(What the exercise asks): How would the part of the indictment analysis that opens with the words containing "Hans Mahncke" and closes with "with six counts." read if you updated it so that "personal valet" becomes "personal aide"?

(Excerpted text):
ANALYSIS: Analyzing the Trump Indictment

ANALYSIS: Analyzing the Trump Indictment
Special counsel Jack Smith speaks at the Department of Justice in Washington on June 9, 2023. (Mandel Ngan/AFP via Getty Images)
Hans Mahncke
6/12/2023
Updated:
6/13/2023
0:00
News Analysis
On June 9, 2023, special counsel Jack Smith unveiled a 38-count indictment of former President Donald Trump and Waltine Nauta, a personal valet who works at Trump’s Mar-a-Lago estate. The first 31 counts relate to Trump alone and involve charges under the Espionage Act.

Of the remaining counts, five charge Trump and Nauta jointly with regard to the concealing of documents subject to a grand jury subpoena. The final two counts, one of which charges Trump and the other Nauta, pertain to making false statements. In total, Trump is charged with 37 counts in the indictment and Nauta with six counts.

Much attention has been focused on the 31 counts charged under the Espionage Act. Contrary to what the name Espionage Act indicates, most of the Act is unrelated to espionage. Trump has been charged under section e of 18 U.S.C. 793 of the Act, which makes it unlawful to willfully retain national defense information and to fail “to deliver it to the officer or employee of the United States entitled to receive it.” This section of the Espionage Act does not require that Trump share national defense information with anyone, nor even that he has the intention to share it with anyone. It merely requires that he have unauthorized possession of national defense information and that he failed to return it. It also does not explicitly require that the information be classified.

Espionage Act Charges

Trump is charged with having retained and not returned 31 separate documents containing, among others, information allegedly “concerning nuclear capabilities of a foreign country” and information “concerning military contingency planning of the United States.” Smith alleges that, on at least two occasions, Trump shared aspects of national defense documents he improperly retained with outsiders. In the first instance, in July 2021, Trump is supposed to have shared the information with an author who was at the time writing a book and who, with Trump’s apparent approval, was recording their conversation.

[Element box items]
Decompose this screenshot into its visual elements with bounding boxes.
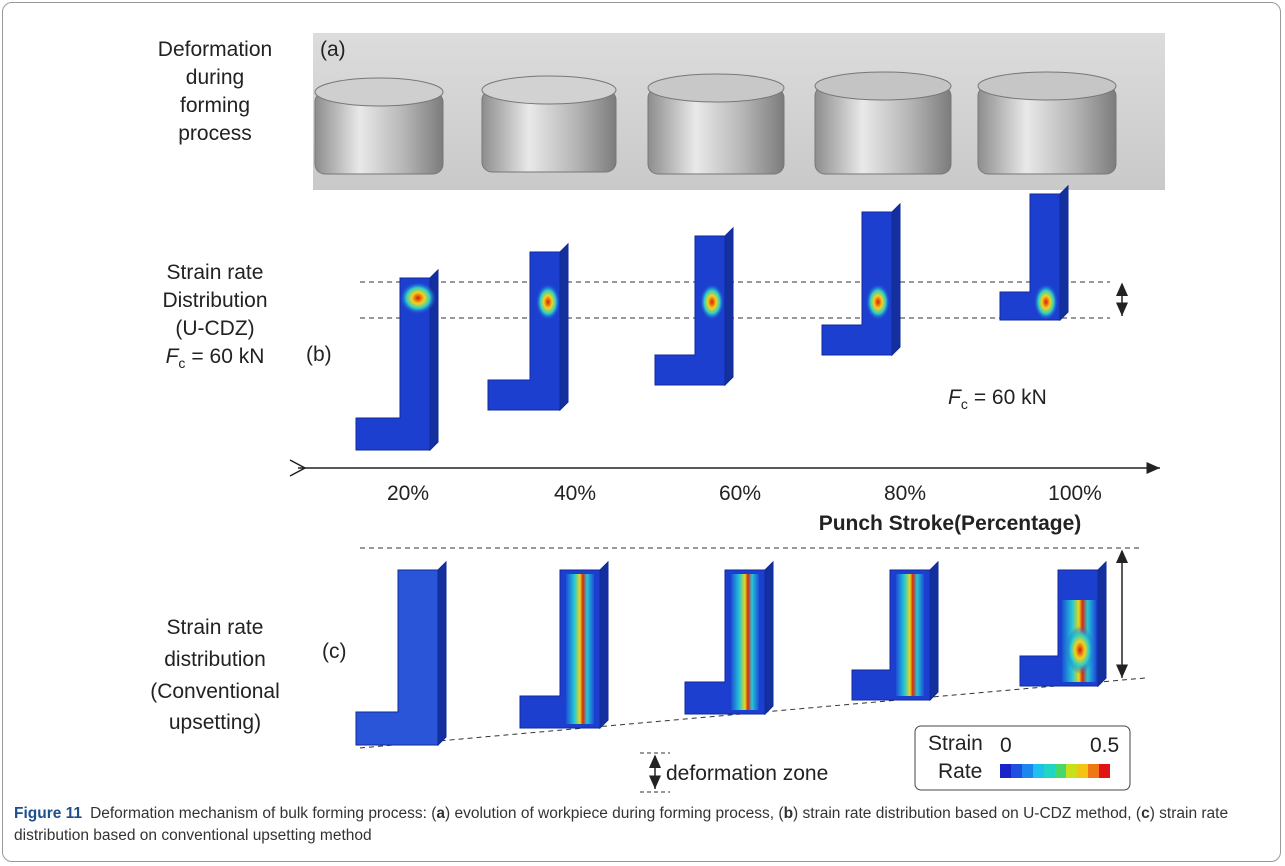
panel-b: Strain rate Distribution (U-CDZ) Fc= 60 …: [162, 186, 1122, 450]
row-label: (U-CDZ): [175, 317, 254, 340]
tick-label: 20%: [387, 482, 429, 505]
tick-label: 40%: [554, 482, 596, 505]
caption-text: Deformation mechanism of bulk forming pr…: [90, 805, 436, 822]
panel-a: Deformation during forming process (a): [158, 33, 1165, 190]
zone-label: deformation zone: [666, 762, 828, 785]
caption-text: ) strain rate distribution based on U-CD…: [793, 805, 1141, 822]
tick-label: 100%: [1048, 482, 1102, 505]
row-label: forming: [180, 94, 250, 117]
workpieces: [315, 72, 1116, 174]
panel-tag: (b): [306, 343, 332, 366]
panel-tag: (c): [322, 640, 347, 663]
caption-text: ) evolution of workpiece during forming …: [445, 805, 784, 822]
row-label: upsetting): [169, 711, 261, 734]
panel-c: Strain rate distribution (Conventional u…: [150, 548, 1145, 748]
row-label: distribution: [164, 648, 266, 671]
simulations-c: [356, 562, 1106, 745]
row-label: during: [186, 66, 244, 89]
subscript: c: [961, 396, 968, 412]
legend-title: Strain: [928, 732, 983, 755]
legend-min: 0: [1000, 734, 1012, 757]
row-label: process: [178, 122, 252, 145]
text: = 60 kN: [974, 386, 1047, 409]
caption-text: a: [436, 805, 445, 822]
caption-label: Figure 11: [14, 805, 82, 822]
row-label: Strain rate: [167, 261, 264, 284]
force-label: Fc= 60 kN: [166, 345, 265, 371]
zone-key: deformation zone: [640, 753, 828, 792]
row-label: Deformation: [158, 38, 272, 61]
tick-label: 60%: [719, 482, 761, 505]
tick-label: 80%: [884, 482, 926, 505]
legend-max: 0.5: [1090, 734, 1119, 757]
subscript: c: [178, 355, 185, 371]
legend: Strain Rate 0 0.5: [915, 726, 1130, 790]
figure: Deformation during forming process (a) S…: [0, 0, 1285, 800]
row-label: (Conventional: [150, 680, 280, 703]
stroke-axis: 20% 40% 60% 80% 100% Punch Stroke(Percen…: [290, 460, 1160, 535]
row-label: Distribution: [162, 289, 267, 312]
caption: Figure 11 Deformation mechanism of bulk f…: [14, 803, 1269, 847]
caption-text: c: [1141, 805, 1150, 822]
text: = 60 kN: [191, 345, 264, 368]
page: Deformation during forming process (a) S…: [0, 0, 1285, 866]
axis-label: Punch Stroke(Percentage): [819, 512, 1082, 535]
color-bar: [1000, 764, 1110, 778]
row-label: Strain rate: [167, 616, 264, 639]
legend-title: Rate: [938, 760, 982, 783]
caption-text: b: [784, 805, 793, 822]
force-annotation: Fc= 60 kN: [948, 386, 1047, 412]
panel-tag: (a): [320, 38, 346, 61]
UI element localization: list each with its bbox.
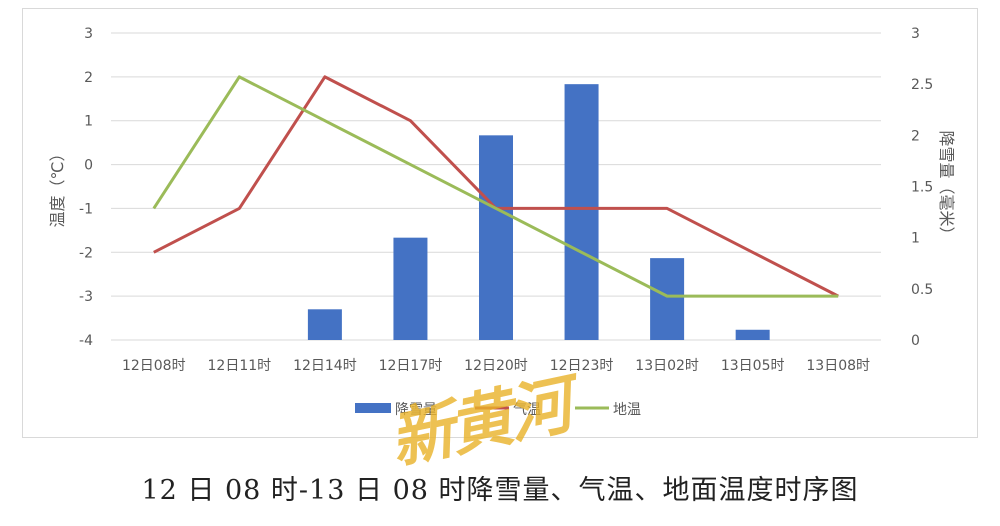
y-left-tick-label: -1 xyxy=(79,201,93,217)
legend-label: 地温 xyxy=(613,402,641,418)
y-right-tick-label: 3 xyxy=(911,26,920,42)
y-left-tick-label: 2 xyxy=(84,70,93,86)
series-line-地温 xyxy=(152,75,839,298)
y-right-tick-label: 1.5 xyxy=(911,180,933,196)
x-tick-label: 12日14时 xyxy=(293,358,357,374)
y-left-tick-label: 1 xyxy=(84,114,93,130)
y-right-tick-label: 0.5 xyxy=(911,282,933,298)
y-left-tick-label: 0 xyxy=(84,158,93,174)
y-left-tick-label: 3 xyxy=(84,26,93,42)
x-tick-label: 13日02时 xyxy=(635,358,699,374)
y-left-tick-label: -3 xyxy=(79,289,93,305)
x-tick-label: 13日08时 xyxy=(806,358,870,374)
legend-swatch xyxy=(355,403,391,413)
y-right-tick-label: 2 xyxy=(911,128,920,144)
y-left-tick-label: -2 xyxy=(79,245,93,261)
bar xyxy=(735,329,770,340)
bar xyxy=(564,84,599,341)
bar xyxy=(479,135,513,340)
y-left-tick-label: -4 xyxy=(79,333,93,349)
bar xyxy=(393,237,428,340)
x-tick-label: 12日17时 xyxy=(379,358,443,374)
chart-caption: 12 日 08 时-13 日 08 时降雪量、气温、地面温度时序图 xyxy=(141,475,859,506)
y-right-tick-label: 2.5 xyxy=(911,77,933,93)
x-tick-label: 13日05时 xyxy=(721,358,785,374)
x-tick-label: 12日20时 xyxy=(464,358,528,374)
chart: 3 2 1 0 -1 -2 -3 -4 3 2.5 2 1.5 1 0.5 0 12日08时 12日11时 12日… xyxy=(48,26,956,418)
x-tick-label: 12日11时 xyxy=(208,358,272,374)
legend-label: 气温 xyxy=(513,402,541,418)
legend-label: 降雪量 xyxy=(395,402,437,418)
chart-frame: 3 2 1 0 -1 -2 -3 -4 3 2.5 2 1.5 1 0.5 0 12日08时 12日11时 12日… xyxy=(22,8,978,438)
x-tick-label: 12日08时 xyxy=(122,358,186,374)
bar xyxy=(650,258,685,340)
x-tick-label: 12日23时 xyxy=(550,358,614,374)
y-left-axis-title: 温度（℃） xyxy=(48,146,67,228)
bar xyxy=(307,309,342,340)
y-right-tick-label: 0 xyxy=(911,333,920,349)
y-right-tick-label: 1 xyxy=(911,231,920,247)
y-right-axis-title: 降雪量（毫米） xyxy=(937,130,956,242)
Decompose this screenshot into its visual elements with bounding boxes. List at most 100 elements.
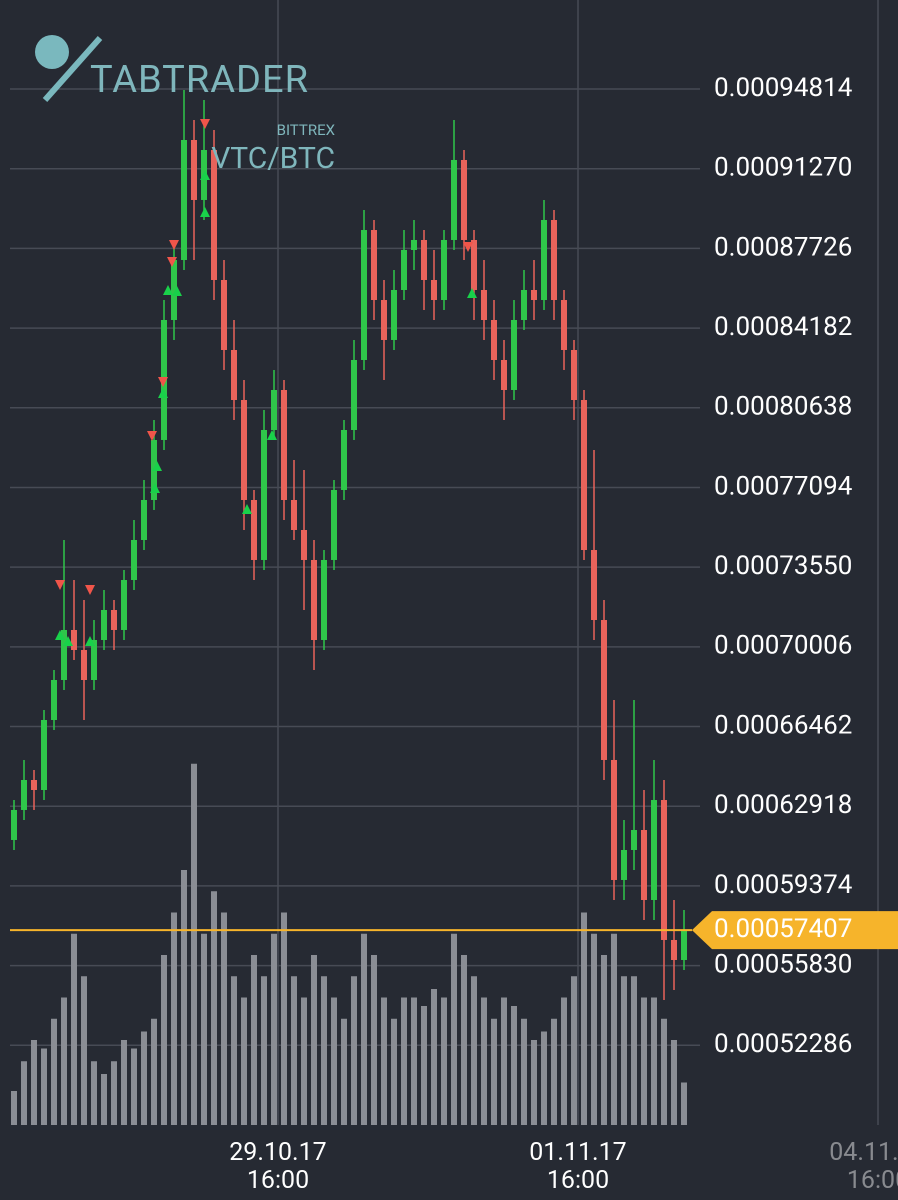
volume-bar (491, 1018, 497, 1125)
volume-bar (241, 997, 247, 1125)
candle-body (461, 159, 467, 240)
last-price-tag (692, 911, 898, 950)
candle-body (221, 279, 227, 350)
y-tick-label: 0.00073550 (714, 551, 852, 581)
candle-body (441, 239, 447, 301)
candle-body (671, 939, 677, 960)
buy-marker (467, 288, 477, 298)
buy-marker (163, 285, 173, 295)
volume-bar (91, 1061, 97, 1125)
volume-bar (631, 976, 637, 1125)
volume-bar (71, 933, 77, 1125)
volume-bar (411, 997, 417, 1125)
candle-body (531, 290, 537, 301)
volume-layer (11, 763, 687, 1125)
volume-bar (421, 1006, 427, 1125)
buy-marker (55, 630, 65, 640)
candle-body (121, 580, 127, 630)
y-tick-label: 0.00080638 (714, 392, 852, 422)
x-tick-label: 01.11.17 16:00 (529, 1138, 627, 1195)
volume-bar (581, 912, 587, 1125)
volume-bar (61, 997, 67, 1125)
candle-body (491, 319, 497, 361)
logo: TABTRADER BITTREX VTC/BTC (35, 35, 336, 176)
candle-body (51, 680, 57, 721)
volume-bar (11, 1091, 17, 1125)
candle-body (41, 720, 47, 791)
volume-bar (21, 1061, 27, 1125)
volume-bar (521, 1018, 527, 1125)
volume-bar (591, 933, 597, 1125)
volume-bar (511, 1006, 517, 1125)
candle-body (471, 239, 477, 291)
candle-body (331, 489, 337, 560)
volume-bar (651, 997, 657, 1125)
volume-bar (641, 997, 647, 1125)
volume-bar (371, 955, 377, 1125)
volume-bar (541, 1031, 547, 1125)
buy-marker (172, 286, 182, 296)
brand: TABTRADER (90, 58, 309, 102)
sell-marker (158, 377, 168, 387)
volume-bar (231, 976, 237, 1125)
volume-bar (401, 997, 407, 1125)
candle-body (631, 830, 637, 850)
grid (10, 0, 879, 1125)
buy-marker (85, 636, 95, 646)
sell-marker (147, 431, 157, 441)
candle-body (381, 300, 387, 340)
candle-layer (11, 89, 687, 1000)
candle-body (81, 650, 87, 681)
buy-marker (150, 483, 160, 493)
candle-body (271, 389, 277, 431)
volume-bar (161, 955, 167, 1125)
volume-bar (671, 1040, 677, 1125)
y-tick-label: 0.00066462 (714, 710, 852, 740)
candle-body (261, 430, 267, 560)
volume-bar (571, 976, 577, 1125)
buy-marker (267, 430, 277, 440)
candle-body (481, 290, 487, 320)
y-tick-label: 0.00070006 (714, 631, 852, 661)
volume-bar (611, 933, 617, 1125)
candle-body (411, 239, 417, 250)
trade-markers (55, 119, 477, 646)
volume-bar (461, 955, 467, 1125)
candle-body (61, 629, 67, 681)
volume-bar (351, 976, 357, 1125)
buy-marker (63, 636, 73, 646)
volume-bar (331, 997, 337, 1125)
volume-bar (681, 1082, 687, 1125)
y-tick-label: 0.00087726 (714, 232, 852, 262)
volume-bar (251, 955, 257, 1125)
candle-body (361, 230, 367, 361)
candle-body (371, 230, 377, 301)
volume-bar (431, 989, 437, 1125)
candle-body (101, 610, 107, 640)
volume-bar (261, 976, 267, 1125)
buy-marker (200, 207, 210, 217)
candle-body (351, 360, 357, 431)
candle-body (71, 629, 77, 651)
volume-bar (181, 870, 187, 1125)
candle-body (241, 400, 247, 500)
candle-body (191, 139, 197, 200)
volume-bar (41, 1048, 47, 1125)
volume-bar (361, 933, 367, 1125)
volume-bar (311, 955, 317, 1125)
candle-body (641, 830, 647, 901)
volume-bar (211, 891, 217, 1125)
volume-bar (221, 912, 227, 1125)
volume-bar (141, 1031, 147, 1125)
volume-bar (471, 976, 477, 1125)
buy-marker (242, 504, 252, 514)
x-tick-label: 29.10.17 16:00 (229, 1138, 327, 1195)
volume-bar (321, 976, 327, 1125)
candle-body (501, 360, 507, 390)
candle-body (511, 319, 517, 390)
volume-bar (191, 763, 197, 1125)
volume-bar (171, 912, 177, 1125)
candle-body (581, 400, 587, 551)
y-tick-label: 0.00084182 (714, 312, 852, 342)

(Exercise response):
Hans Mahncke
6/12/2023
Updated:
6/13/2023
0:00
News Analysis
On June 9, 2023, special counsel Jack Smith unveiled a 38-count indictment of former President Donald Trump and Waltine Nauta, a personal aide who works at Trump’s Mar-a-Lago estate. The first 31 counts relate to Trump alone and involve charges under the Espionage Act.

Of the remaining counts, five charge Trump and Nauta jointly with regard to the concealing of documents subject to a grand jury subpoena. The final two counts, one of which charges Trump and the other Nauta, pertain to making false statements. In total, Trump is charged with 37 counts in the indictment and Nauta with six counts.